EXERCISE PROMPT: Output all the data exactly. Pictures do not belong in the copy.

__________________________________________________

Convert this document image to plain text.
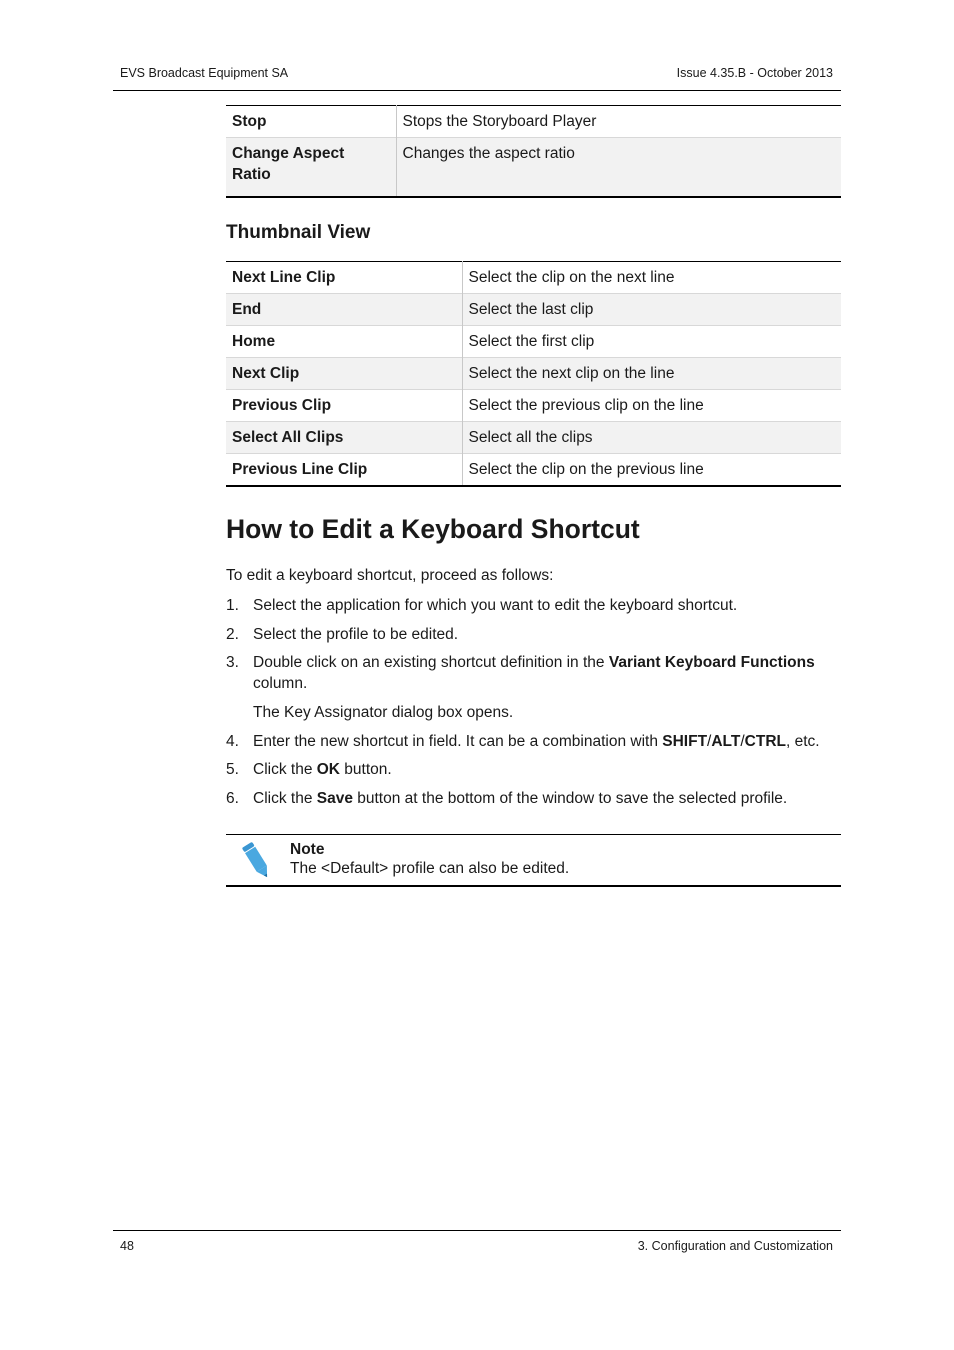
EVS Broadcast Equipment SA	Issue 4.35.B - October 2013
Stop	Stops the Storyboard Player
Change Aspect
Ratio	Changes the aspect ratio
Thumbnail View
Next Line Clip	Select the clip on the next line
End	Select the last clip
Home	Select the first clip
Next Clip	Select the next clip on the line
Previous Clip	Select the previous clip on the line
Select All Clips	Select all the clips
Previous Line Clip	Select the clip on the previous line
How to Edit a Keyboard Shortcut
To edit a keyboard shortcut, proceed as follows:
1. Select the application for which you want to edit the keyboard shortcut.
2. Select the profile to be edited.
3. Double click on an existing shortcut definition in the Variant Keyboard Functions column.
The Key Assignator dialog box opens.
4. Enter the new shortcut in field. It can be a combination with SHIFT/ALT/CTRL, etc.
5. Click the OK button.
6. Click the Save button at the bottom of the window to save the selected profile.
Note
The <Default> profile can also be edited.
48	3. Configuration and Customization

__________________________________________________

REPLY TO THE TASK:
Convert this document image to plain text.
EVS Broadcast Equipment SA	Issue 4.35.B - October 2013
Stop	Stops the Storyboard Player
Change Aspect
Ratio	Changes the aspect ratio
Thumbnail View
Next Line Clip	Select the clip on the next line
End	Select the last clip
Home	Select the first clip
Next Clip	Select the next clip on the line
Previous Clip	Select the previous clip on the line
Select All Clips	Select all the clips
Previous Line Clip	Select the clip on the previous line
How to Edit a Keyboard Shortcut
To edit a keyboard shortcut, proceed as follows:
1. Select the application for which you want to edit the keyboard shortcut.
2. Select the profile to be edited.
3. Double click on an existing shortcut definition in the Variant Keyboard Functions column.
The Key Assignator dialog box opens.
4. Enter the new shortcut in field. It can be a combination with SHIFT/ALT/CTRL, etc.
5. Click the OK button.
6. Click the Save button at the bottom of the window to save the selected profile.
Note
The <Default> profile can also be edited.
48	3. Configuration and Customization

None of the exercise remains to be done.